**PROBLEM STATEMENT**
Each entry below is to be transcribed exactly.

**EXERCISE MATERIAL**
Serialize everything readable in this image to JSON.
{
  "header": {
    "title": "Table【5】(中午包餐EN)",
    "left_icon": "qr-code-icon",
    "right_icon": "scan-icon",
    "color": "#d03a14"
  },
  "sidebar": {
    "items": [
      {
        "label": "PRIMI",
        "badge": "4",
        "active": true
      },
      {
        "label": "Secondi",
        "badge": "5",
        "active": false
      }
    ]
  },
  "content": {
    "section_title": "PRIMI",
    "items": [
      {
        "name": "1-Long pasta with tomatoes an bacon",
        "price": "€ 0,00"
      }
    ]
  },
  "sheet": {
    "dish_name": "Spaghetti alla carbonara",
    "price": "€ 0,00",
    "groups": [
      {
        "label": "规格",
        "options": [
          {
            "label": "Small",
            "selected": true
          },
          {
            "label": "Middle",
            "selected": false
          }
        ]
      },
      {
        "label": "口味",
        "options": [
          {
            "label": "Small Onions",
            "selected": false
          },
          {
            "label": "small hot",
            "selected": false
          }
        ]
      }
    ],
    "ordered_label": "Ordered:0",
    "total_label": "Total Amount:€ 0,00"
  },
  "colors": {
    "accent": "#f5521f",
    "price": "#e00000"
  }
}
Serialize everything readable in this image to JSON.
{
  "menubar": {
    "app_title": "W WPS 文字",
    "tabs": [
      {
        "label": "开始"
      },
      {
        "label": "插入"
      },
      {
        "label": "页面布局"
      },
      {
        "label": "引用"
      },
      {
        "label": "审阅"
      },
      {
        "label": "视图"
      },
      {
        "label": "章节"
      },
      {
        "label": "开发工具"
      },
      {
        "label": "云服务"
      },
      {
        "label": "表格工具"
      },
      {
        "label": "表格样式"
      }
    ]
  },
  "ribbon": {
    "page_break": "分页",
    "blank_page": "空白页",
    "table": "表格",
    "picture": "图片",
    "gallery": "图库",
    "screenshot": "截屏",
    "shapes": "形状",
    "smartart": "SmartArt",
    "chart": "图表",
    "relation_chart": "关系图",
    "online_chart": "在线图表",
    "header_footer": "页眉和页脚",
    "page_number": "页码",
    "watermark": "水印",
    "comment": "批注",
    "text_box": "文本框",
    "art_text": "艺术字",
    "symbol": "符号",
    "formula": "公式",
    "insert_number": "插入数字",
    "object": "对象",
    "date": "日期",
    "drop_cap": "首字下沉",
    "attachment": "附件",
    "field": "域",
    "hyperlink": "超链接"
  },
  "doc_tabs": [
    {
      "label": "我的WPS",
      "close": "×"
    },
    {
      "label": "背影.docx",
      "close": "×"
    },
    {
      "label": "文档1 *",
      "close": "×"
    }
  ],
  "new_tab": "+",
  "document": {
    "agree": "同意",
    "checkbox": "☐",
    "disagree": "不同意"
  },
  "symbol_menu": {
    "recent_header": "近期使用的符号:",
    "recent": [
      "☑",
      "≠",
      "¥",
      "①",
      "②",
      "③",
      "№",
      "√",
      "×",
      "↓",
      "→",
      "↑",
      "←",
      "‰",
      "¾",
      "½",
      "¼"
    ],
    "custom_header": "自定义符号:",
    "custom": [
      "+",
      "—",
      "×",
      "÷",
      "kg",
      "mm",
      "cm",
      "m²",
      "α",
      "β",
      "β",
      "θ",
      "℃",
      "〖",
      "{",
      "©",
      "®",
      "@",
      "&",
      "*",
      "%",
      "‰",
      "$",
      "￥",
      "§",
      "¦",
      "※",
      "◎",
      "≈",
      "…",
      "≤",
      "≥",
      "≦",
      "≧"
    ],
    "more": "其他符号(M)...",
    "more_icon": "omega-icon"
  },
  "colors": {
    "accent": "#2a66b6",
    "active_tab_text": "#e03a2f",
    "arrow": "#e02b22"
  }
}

**REPLY TO THE TASK**
Serialize everything readable in this image to JSON.
{
  "header": {
    "title": "Table【5】(中午包餐EN)",
    "left_icon": "qr-code-icon",
    "right_icon": "scan-icon",
    "color": "#d03a14"
  },
  "sidebar": {
    "items": [
      {
        "label": "PRIMI",
        "badge": "4",
        "active": true
      },
      {
        "label": "Secondi",
        "badge": "5",
        "active": false
      }
    ]
  },
  "content": {
    "section_title": "PRIMI",
    "items": [
      {
        "name": "1-Long pasta with tomatoes an bacon",
        "price": "€ 0,00"
      }
    ]
  },
  "sheet": {
    "dish_name": "Spaghetti alla carbonara",
    "price": "€ 0,00",
    "groups": [
      {
        "label": "规格",
        "options": [
          {
            "label": "Small",
            "selected": true
          },
          {
            "label": "Middle",
            "selected": false
          }
        ]
      },
      {
        "label": "口味",
        "options": [
          {
            "label": "Small Onions",
            "selected": false
          },
          {
            "label": "small hot",
            "selected": false
          }
        ]
      }
    ],
    "ordered_label": "Ordered:0",
    "total_label": "Total Amount:€ 0,00"
  },
  "colors": {
    "accent": "#f5521f",
    "price": "#e00000"
  }
}
Serialize everything readable in this image to JSON.
{
  "menubar": {
    "app_title": "W WPS 文字",
    "tabs": [
      {
        "label": "开始"
      },
      {
        "label": "插入"
      },
      {
        "label": "页面布局"
      },
      {
        "label": "引用"
      },
      {
        "label": "审阅"
      },
      {
        "label": "视图"
      },
      {
        "label": "章节"
      },
      {
        "label": "开发工具"
      },
      {
        "label": "云服务"
      },
      {
        "label": "表格工具"
      },
      {
        "label": "表格样式"
      }
    ]
  },
  "ribbon": {
    "page_break": "分页",
    "blank_page": "空白页",
    "table": "表格",
    "picture": "图片",
    "gallery": "图库",
    "screenshot": "截屏",
    "shapes": "形状",
    "smartart": "SmartArt",
    "chart": "图表",
    "relation_chart": "关系图",
    "online_chart": "在线图表",
    "header_footer": "页眉和页脚",
    "page_number": "页码",
    "watermark": "水印",
    "comment": "批注",
    "text_box": "文本框",
    "art_text": "艺术字",
    "symbol": "符号",
    "formula": "公式",
    "insert_number": "插入数字",
    "object": "对象",
    "date": "日期",
    "drop_cap": "首字下沉",
    "attachment": "附件",
    "field": "域",
    "hyperlink": "超链接"
  },
  "doc_tabs": [
    {
      "label": "我的WPS",
      "close": "×"
    },
    {
      "label": "背影.docx",
      "close": "×"
    },
    {
      "label": "文档1 *",
      "close": "×"
    }
  ],
  "new_tab": "+",
  "document": {
    "agree": "同意",
    "checkbox": "☐",
    "disagree": "不同意"
  },
  "symbol_menu": {
    "recent_header": "近期使用的符号:",
    "recent": [
      "☑",
      "≠",
      "¥",
      "①",
      "②",
      "③",
      "№",
      "√",
      "×",
      "↓",
      "→",
      "↑",
      "←",
      "‰",
      "¾",
      "½",
      "¼"
    ],
    "custom_header": "自定义符号:",
    "custom": [
      "+",
      "—",
      "×",
      "÷",
      "kg",
      "mm",
      "cm",
      "m²",
      "α",
      "β",
      "β",
      "θ",
      "℃",
      "〖",
      "{",
      "©",
      "®",
      "@",
      "&",
      "*",
      "%",
      "‰",
      "$",
      "￥",
      "§",
      "¦",
      "※",
      "◎",
      "≈",
      "…",
      "≤",
      "≥",
      "≦",
      "≧"
    ],
    "more": "其他符号(M)...",
    "more_icon": "omega-icon"
  },
  "colors": {
    "accent": "#2a66b6",
    "active_tab_text": "#e03a2f",
    "arrow": "#e02b22"
  }
}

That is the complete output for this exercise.